*Task details*
Without the images, write out the whole listing exactly.

*Task inputs*
________

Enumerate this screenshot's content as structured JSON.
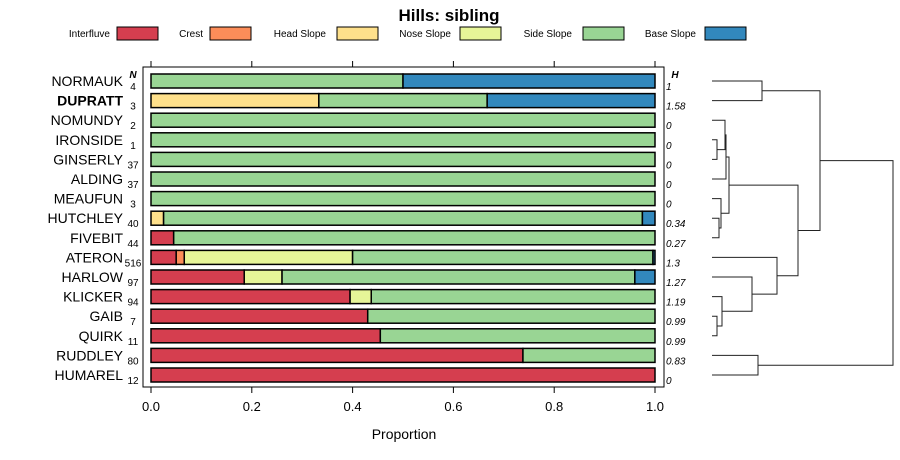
{
  "chart_data": {
    "type": "bar",
    "subtype": "stacked-horizontal-proportion",
    "title": "Hills: sibling",
    "xlabel": "Proportion",
    "xlim": [
      0,
      1
    ],
    "xticks": [
      "0.0",
      "0.2",
      "0.4",
      "0.6",
      "0.8",
      "1.0"
    ],
    "xtick_values": [
      0,
      0.2,
      0.4,
      0.6,
      0.8,
      1.0
    ],
    "n_header": "N",
    "h_header": "H",
    "legend_position": "top",
    "legend": [
      {
        "name": "Interfluve",
        "color": "#D53E4F"
      },
      {
        "name": "Crest",
        "color": "#FC8D59"
      },
      {
        "name": "Head Slope",
        "color": "#FEE08B"
      },
      {
        "name": "Nose Slope",
        "color": "#E6F598"
      },
      {
        "name": "Side Slope",
        "color": "#99D594"
      },
      {
        "name": "Base Slope",
        "color": "#3288BD"
      }
    ],
    "highlight": "DUPRATT",
    "rows": [
      {
        "name": "NORMAUK",
        "n": "4",
        "h": "1",
        "values": [
          0,
          0,
          0,
          0,
          0.5,
          0.5
        ]
      },
      {
        "name": "DUPRATT",
        "n": "3",
        "h": "1.58",
        "values": [
          0,
          0,
          0.333,
          0,
          0.334,
          0.333
        ]
      },
      {
        "name": "NOMUNDY",
        "n": "2",
        "h": "0",
        "values": [
          0,
          0,
          0,
          0,
          1,
          0
        ]
      },
      {
        "name": "IRONSIDE",
        "n": "1",
        "h": "0",
        "values": [
          0,
          0,
          0,
          0,
          1,
          0
        ]
      },
      {
        "name": "GINSERLY",
        "n": "37",
        "h": "0",
        "values": [
          0,
          0,
          0,
          0,
          1,
          0
        ]
      },
      {
        "name": "ALDING",
        "n": "37",
        "h": "0",
        "values": [
          0,
          0,
          0,
          0,
          1,
          0
        ]
      },
      {
        "name": "MEAUFUN",
        "n": "3",
        "h": "0",
        "values": [
          0,
          0,
          0,
          0,
          1,
          0
        ]
      },
      {
        "name": "HUTCHLEY",
        "n": "40",
        "h": "0.34",
        "values": [
          0,
          0,
          0.025,
          0,
          0.95,
          0.025
        ]
      },
      {
        "name": "FIVEBIT",
        "n": "44",
        "h": "0.27",
        "values": [
          0.045,
          0,
          0,
          0,
          0.955,
          0
        ]
      },
      {
        "name": "ATERON",
        "n": "516",
        "h": "1.3",
        "values": [
          0.05,
          0.016,
          0,
          0.334,
          0.596,
          0.004
        ]
      },
      {
        "name": "HARLOW",
        "n": "97",
        "h": "1.27",
        "values": [
          0.185,
          0,
          0,
          0.075,
          0.7,
          0.04
        ]
      },
      {
        "name": "KLICKER",
        "n": "94",
        "h": "1.19",
        "values": [
          0.395,
          0,
          0,
          0.042,
          0.563,
          0
        ]
      },
      {
        "name": "GAIB",
        "n": "7",
        "h": "0.99",
        "values": [
          0.43,
          0,
          0,
          0,
          0.57,
          0
        ]
      },
      {
        "name": "QUIRK",
        "n": "11",
        "h": "0.99",
        "values": [
          0.455,
          0,
          0,
          0,
          0.545,
          0
        ]
      },
      {
        "name": "RUDDLEY",
        "n": "80",
        "h": "0.83",
        "values": [
          0.738,
          0,
          0,
          0,
          0.262,
          0
        ]
      },
      {
        "name": "HUMAREL",
        "n": "12",
        "h": "0",
        "values": [
          1,
          0,
          0,
          0,
          0,
          0
        ]
      }
    ]
  }
}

________

*Solution*
Enumerate this screenshot's content as structured JSON.
{
  "chart_data": {
    "type": "bar",
    "subtype": "stacked-horizontal-proportion",
    "title": "Hills: sibling",
    "xlabel": "Proportion",
    "xlim": [
      0,
      1
    ],
    "xticks": [
      "0.0",
      "0.2",
      "0.4",
      "0.6",
      "0.8",
      "1.0"
    ],
    "xtick_values": [
      0,
      0.2,
      0.4,
      0.6,
      0.8,
      1.0
    ],
    "n_header": "N",
    "h_header": "H",
    "legend_position": "top",
    "legend": [
      {
        "name": "Interfluve",
        "color": "#D53E4F"
      },
      {
        "name": "Crest",
        "color": "#FC8D59"
      },
      {
        "name": "Head Slope",
        "color": "#FEE08B"
      },
      {
        "name": "Nose Slope",
        "color": "#E6F598"
      },
      {
        "name": "Side Slope",
        "color": "#99D594"
      },
      {
        "name": "Base Slope",
        "color": "#3288BD"
      }
    ],
    "highlight": "DUPRATT",
    "rows": [
      {
        "name": "NORMAUK",
        "n": "4",
        "h": "1",
        "values": [
          0,
          0,
          0,
          0,
          0.5,
          0.5
        ]
      },
      {
        "name": "DUPRATT",
        "n": "3",
        "h": "1.58",
        "values": [
          0,
          0,
          0.333,
          0,
          0.334,
          0.333
        ]
      },
      {
        "name": "NOMUNDY",
        "n": "2",
        "h": "0",
        "values": [
          0,
          0,
          0,
          0,
          1,
          0
        ]
      },
      {
        "name": "IRONSIDE",
        "n": "1",
        "h": "0",
        "values": [
          0,
          0,
          0,
          0,
          1,
          0
        ]
      },
      {
        "name": "GINSERLY",
        "n": "37",
        "h": "0",
        "values": [
          0,
          0,
          0,
          0,
          1,
          0
        ]
      },
      {
        "name": "ALDING",
        "n": "37",
        "h": "0",
        "values": [
          0,
          0,
          0,
          0,
          1,
          0
        ]
      },
      {
        "name": "MEAUFUN",
        "n": "3",
        "h": "0",
        "values": [
          0,
          0,
          0,
          0,
          1,
          0
        ]
      },
      {
        "name": "HUTCHLEY",
        "n": "40",
        "h": "0.34",
        "values": [
          0,
          0,
          0.025,
          0,
          0.95,
          0.025
        ]
      },
      {
        "name": "FIVEBIT",
        "n": "44",
        "h": "0.27",
        "values": [
          0.045,
          0,
          0,
          0,
          0.955,
          0
        ]
      },
      {
        "name": "ATERON",
        "n": "516",
        "h": "1.3",
        "values": [
          0.05,
          0.016,
          0,
          0.334,
          0.596,
          0.004
        ]
      },
      {
        "name": "HARLOW",
        "n": "97",
        "h": "1.27",
        "values": [
          0.185,
          0,
          0,
          0.075,
          0.7,
          0.04
        ]
      },
      {
        "name": "KLICKER",
        "n": "94",
        "h": "1.19",
        "values": [
          0.395,
          0,
          0,
          0.042,
          0.563,
          0
        ]
      },
      {
        "name": "GAIB",
        "n": "7",
        "h": "0.99",
        "values": [
          0.43,
          0,
          0,
          0,
          0.57,
          0
        ]
      },
      {
        "name": "QUIRK",
        "n": "11",
        "h": "0.99",
        "values": [
          0.455,
          0,
          0,
          0,
          0.545,
          0
        ]
      },
      {
        "name": "RUDDLEY",
        "n": "80",
        "h": "0.83",
        "values": [
          0.738,
          0,
          0,
          0,
          0.262,
          0
        ]
      },
      {
        "name": "HUMAREL",
        "n": "12",
        "h": "0",
        "values": [
          1,
          0,
          0,
          0,
          0,
          0
        ]
      }
    ]
  }
}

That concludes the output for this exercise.